◆ RECORD LIST:
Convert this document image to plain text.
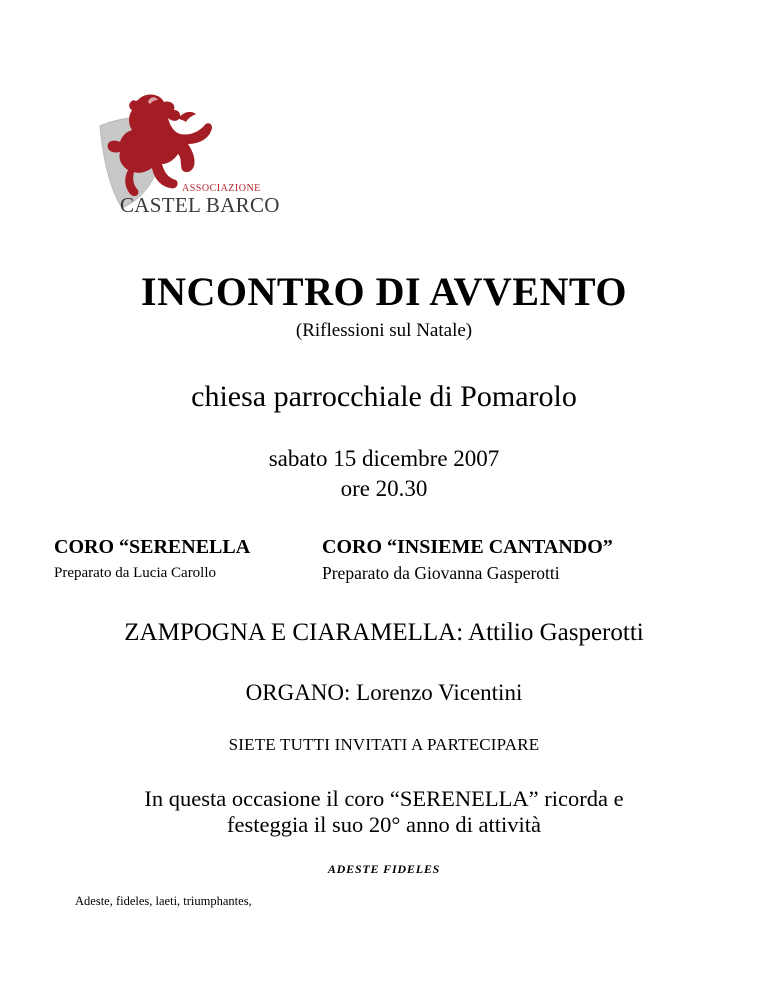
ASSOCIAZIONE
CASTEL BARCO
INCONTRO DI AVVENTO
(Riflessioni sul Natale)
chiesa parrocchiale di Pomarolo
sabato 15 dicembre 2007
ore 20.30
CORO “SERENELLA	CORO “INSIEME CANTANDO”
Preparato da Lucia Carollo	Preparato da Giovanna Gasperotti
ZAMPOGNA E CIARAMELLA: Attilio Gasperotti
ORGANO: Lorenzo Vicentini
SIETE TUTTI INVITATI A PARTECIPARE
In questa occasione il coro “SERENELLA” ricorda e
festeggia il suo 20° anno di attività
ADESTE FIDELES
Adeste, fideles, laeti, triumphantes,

...

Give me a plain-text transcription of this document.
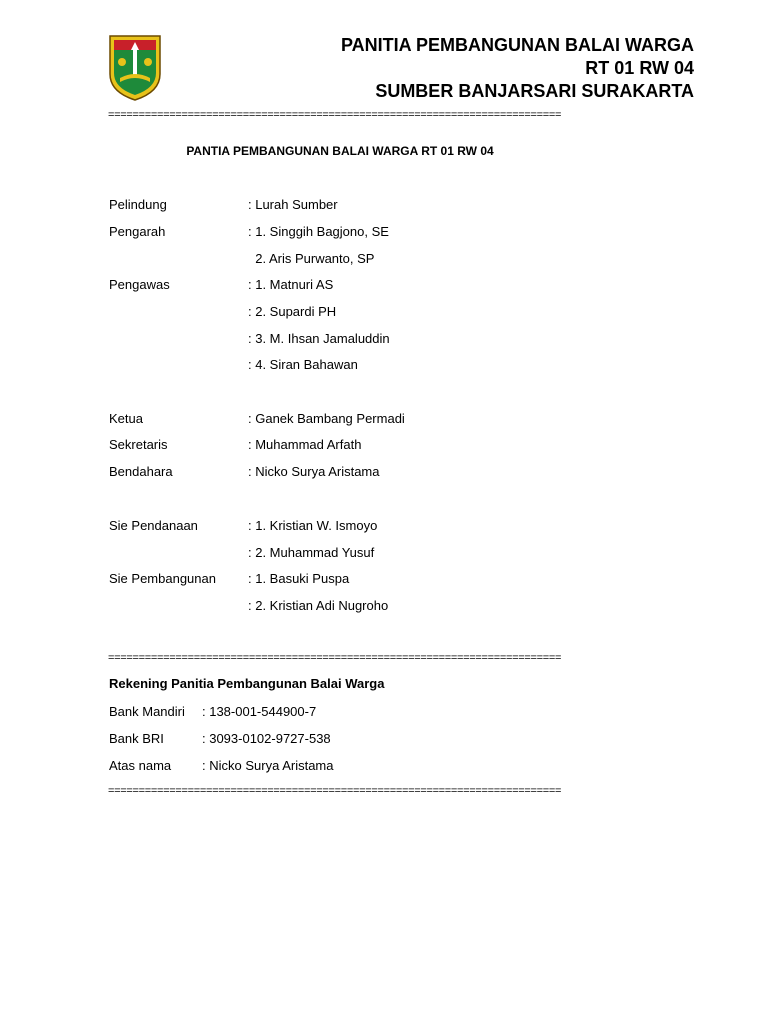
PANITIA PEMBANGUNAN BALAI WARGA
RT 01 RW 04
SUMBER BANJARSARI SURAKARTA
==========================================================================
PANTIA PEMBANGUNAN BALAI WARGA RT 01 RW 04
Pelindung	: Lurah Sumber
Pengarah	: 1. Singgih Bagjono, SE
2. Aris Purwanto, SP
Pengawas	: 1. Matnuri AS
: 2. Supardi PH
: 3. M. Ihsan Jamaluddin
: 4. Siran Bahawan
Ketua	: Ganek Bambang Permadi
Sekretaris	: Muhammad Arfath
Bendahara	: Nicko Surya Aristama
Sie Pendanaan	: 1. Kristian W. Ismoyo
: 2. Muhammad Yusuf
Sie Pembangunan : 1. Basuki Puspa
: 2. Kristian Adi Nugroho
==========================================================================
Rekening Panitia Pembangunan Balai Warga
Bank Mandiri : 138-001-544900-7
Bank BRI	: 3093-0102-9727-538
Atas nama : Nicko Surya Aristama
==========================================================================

◆ STATED PROBLEM:
Which lines hold the word "Gasperotti"? Show each one.

◆ WRITTEN RESPONSE:
Preparato da Lucia Carollo	Preparato da Giovanna Gasperotti
ZAMPOGNA E CIARAMELLA: Attilio Gasperotti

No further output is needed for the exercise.